◆ GIVEN INFORMATION ◆
↓

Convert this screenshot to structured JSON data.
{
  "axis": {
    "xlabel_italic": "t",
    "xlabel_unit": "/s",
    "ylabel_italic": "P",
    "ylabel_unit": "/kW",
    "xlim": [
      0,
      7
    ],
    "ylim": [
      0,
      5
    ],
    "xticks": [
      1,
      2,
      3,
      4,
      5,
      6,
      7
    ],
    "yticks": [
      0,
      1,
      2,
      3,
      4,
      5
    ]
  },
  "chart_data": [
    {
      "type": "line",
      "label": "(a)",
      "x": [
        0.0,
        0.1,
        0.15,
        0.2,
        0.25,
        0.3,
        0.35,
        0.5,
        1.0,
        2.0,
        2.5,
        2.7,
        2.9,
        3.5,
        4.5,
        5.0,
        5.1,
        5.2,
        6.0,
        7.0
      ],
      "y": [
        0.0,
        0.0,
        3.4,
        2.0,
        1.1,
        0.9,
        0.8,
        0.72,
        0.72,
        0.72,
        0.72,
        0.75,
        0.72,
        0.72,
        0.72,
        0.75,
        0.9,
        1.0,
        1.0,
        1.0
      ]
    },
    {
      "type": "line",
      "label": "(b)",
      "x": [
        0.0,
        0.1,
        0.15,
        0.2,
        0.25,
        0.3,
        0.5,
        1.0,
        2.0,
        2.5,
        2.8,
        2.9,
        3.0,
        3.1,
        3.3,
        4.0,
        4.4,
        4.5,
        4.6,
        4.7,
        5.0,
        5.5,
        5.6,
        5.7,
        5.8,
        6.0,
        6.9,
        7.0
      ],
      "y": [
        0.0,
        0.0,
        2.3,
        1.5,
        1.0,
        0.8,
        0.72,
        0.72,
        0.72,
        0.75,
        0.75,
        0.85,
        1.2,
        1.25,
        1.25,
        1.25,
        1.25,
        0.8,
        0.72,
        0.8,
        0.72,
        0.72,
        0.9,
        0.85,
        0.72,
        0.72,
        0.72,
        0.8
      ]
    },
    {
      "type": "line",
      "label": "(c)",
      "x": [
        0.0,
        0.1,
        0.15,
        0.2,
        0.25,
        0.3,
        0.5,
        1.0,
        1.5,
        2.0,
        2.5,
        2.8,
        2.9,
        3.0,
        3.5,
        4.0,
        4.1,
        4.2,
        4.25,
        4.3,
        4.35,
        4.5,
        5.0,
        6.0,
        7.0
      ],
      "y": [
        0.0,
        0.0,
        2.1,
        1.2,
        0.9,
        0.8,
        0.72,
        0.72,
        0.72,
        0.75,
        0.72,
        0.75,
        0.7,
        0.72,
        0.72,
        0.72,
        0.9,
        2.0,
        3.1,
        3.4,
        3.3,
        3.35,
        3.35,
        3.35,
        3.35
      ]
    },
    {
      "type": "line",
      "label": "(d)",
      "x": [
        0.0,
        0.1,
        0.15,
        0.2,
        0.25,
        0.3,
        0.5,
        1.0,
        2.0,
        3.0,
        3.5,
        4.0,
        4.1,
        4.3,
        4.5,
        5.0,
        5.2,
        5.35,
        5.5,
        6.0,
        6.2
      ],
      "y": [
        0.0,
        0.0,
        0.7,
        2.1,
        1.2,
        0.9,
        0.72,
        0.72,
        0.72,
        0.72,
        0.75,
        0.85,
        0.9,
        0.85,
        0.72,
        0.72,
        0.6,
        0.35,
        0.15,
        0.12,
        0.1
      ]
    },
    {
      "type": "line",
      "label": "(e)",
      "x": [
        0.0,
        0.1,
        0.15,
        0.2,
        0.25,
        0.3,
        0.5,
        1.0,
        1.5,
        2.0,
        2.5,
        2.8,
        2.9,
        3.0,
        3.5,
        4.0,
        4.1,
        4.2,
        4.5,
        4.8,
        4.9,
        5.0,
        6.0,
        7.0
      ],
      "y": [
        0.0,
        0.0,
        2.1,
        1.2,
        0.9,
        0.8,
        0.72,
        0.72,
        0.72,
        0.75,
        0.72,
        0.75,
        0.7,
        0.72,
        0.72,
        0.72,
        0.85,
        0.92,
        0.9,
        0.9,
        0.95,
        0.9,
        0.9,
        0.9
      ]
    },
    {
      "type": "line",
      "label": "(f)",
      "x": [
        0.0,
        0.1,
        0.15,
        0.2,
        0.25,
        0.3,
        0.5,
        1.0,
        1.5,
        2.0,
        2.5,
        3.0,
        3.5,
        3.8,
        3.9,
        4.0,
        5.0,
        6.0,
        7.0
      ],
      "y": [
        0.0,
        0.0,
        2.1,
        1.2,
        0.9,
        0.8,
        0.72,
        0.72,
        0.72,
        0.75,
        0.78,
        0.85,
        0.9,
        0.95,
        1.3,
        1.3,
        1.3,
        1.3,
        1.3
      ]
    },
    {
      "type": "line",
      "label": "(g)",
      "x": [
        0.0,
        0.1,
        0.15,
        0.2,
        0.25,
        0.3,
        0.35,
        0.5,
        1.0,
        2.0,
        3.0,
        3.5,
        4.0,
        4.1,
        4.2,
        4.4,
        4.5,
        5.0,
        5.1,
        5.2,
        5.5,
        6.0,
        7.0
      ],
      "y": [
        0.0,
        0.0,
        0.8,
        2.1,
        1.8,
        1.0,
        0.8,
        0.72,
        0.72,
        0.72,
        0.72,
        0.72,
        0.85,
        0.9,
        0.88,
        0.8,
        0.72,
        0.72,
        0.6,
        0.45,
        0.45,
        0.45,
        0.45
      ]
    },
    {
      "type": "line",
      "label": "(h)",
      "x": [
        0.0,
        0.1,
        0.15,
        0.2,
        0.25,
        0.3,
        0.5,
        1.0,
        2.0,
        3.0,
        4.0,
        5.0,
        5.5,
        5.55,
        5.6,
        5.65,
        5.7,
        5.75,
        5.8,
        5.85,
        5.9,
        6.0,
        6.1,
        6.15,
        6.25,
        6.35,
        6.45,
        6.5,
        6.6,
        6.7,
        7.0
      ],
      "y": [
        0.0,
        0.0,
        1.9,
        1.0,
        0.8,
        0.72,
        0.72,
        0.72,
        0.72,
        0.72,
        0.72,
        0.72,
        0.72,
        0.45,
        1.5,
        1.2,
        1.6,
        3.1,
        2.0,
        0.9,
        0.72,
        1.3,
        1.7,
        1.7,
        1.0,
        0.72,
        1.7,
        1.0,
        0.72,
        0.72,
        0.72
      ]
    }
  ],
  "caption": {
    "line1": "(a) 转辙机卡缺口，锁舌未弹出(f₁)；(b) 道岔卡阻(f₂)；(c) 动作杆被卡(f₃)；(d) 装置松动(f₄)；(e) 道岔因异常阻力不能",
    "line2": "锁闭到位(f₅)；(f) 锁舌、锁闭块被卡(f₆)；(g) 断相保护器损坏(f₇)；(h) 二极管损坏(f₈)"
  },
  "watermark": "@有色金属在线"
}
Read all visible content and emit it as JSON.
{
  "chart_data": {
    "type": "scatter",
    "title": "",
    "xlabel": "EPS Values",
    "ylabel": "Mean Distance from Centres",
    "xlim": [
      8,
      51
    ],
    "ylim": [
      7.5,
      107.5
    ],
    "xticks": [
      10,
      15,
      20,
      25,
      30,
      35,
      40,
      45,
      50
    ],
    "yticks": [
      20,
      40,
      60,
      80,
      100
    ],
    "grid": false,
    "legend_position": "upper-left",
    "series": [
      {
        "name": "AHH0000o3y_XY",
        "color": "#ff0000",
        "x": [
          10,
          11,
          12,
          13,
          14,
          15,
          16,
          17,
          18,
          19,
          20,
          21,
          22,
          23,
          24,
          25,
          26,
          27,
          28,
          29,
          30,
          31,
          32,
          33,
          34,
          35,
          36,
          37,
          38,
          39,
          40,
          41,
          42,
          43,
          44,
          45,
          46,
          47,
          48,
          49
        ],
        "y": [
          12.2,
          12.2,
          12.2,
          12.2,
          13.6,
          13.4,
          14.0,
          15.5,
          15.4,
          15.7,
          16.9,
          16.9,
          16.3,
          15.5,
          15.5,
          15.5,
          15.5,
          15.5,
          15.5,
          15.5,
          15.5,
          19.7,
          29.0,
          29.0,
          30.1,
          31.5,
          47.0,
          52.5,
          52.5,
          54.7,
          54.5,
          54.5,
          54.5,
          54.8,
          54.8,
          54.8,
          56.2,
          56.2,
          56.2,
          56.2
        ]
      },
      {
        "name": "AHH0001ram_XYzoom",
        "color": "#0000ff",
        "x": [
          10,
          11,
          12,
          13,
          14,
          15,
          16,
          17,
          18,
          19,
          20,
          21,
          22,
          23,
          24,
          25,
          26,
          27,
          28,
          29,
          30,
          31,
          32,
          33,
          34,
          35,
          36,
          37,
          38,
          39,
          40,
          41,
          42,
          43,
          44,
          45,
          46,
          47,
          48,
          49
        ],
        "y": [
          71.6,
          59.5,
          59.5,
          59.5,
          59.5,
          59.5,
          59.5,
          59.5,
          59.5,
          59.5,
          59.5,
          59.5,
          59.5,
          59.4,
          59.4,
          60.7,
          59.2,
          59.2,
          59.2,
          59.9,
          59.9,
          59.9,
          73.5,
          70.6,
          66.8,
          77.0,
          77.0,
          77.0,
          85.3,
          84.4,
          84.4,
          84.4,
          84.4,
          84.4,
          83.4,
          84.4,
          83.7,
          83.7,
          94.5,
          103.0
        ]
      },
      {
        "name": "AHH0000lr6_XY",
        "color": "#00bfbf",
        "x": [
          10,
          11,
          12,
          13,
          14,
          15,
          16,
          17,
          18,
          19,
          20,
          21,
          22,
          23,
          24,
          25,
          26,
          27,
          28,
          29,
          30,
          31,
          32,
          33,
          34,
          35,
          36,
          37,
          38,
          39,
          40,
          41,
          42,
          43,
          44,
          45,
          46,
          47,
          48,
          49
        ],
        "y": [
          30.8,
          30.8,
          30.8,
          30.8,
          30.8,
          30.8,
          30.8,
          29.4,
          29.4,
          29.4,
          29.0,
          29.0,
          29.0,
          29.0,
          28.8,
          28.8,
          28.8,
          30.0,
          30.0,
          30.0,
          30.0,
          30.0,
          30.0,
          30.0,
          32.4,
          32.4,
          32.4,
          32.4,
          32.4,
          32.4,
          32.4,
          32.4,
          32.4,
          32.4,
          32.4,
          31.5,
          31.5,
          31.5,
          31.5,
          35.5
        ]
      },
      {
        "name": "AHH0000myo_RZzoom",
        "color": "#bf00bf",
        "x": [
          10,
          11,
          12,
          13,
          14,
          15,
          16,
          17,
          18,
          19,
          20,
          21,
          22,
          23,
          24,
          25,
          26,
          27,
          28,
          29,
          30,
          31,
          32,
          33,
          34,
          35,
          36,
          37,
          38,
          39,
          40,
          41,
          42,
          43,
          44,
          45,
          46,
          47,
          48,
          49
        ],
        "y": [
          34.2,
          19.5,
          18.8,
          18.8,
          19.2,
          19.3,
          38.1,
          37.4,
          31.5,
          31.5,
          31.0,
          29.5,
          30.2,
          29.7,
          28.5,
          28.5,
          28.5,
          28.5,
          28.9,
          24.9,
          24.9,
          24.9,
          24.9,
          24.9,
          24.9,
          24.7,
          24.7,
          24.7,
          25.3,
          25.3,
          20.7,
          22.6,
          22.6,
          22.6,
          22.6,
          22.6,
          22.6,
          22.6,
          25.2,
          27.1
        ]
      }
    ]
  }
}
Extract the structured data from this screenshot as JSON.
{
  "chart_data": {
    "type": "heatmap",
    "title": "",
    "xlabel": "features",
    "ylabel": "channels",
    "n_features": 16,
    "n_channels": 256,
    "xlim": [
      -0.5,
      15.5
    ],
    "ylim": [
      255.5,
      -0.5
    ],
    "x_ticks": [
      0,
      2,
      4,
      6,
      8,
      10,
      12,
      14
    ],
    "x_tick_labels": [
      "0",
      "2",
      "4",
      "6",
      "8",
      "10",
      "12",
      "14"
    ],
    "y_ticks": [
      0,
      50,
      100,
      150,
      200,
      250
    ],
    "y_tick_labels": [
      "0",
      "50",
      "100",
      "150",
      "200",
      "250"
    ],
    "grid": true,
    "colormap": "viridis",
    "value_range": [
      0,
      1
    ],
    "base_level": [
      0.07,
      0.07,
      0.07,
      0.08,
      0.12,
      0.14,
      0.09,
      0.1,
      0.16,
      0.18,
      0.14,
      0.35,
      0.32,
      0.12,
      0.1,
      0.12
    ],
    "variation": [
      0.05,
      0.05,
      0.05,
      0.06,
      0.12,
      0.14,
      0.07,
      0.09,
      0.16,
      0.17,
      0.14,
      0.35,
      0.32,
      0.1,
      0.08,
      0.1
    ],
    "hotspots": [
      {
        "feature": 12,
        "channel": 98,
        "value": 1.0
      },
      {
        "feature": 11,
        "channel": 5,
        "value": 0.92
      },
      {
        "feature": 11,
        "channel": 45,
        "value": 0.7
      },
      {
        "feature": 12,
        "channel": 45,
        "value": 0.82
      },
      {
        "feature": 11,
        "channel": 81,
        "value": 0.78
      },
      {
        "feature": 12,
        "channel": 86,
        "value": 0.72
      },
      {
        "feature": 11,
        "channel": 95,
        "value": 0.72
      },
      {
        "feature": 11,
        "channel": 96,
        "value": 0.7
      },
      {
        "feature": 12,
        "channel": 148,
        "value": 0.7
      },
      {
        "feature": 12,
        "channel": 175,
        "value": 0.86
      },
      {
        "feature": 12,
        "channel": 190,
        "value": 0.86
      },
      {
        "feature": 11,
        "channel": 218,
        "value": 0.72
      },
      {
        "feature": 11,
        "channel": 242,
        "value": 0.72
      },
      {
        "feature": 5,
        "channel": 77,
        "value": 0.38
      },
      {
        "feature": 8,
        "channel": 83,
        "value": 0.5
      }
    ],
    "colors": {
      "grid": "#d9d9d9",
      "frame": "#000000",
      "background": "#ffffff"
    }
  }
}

↑

◆ TASK DESCRIPTION ◆
Each line of the material that holds the string "structured" counts once; give the total alone.

◆ REPLY ◆
2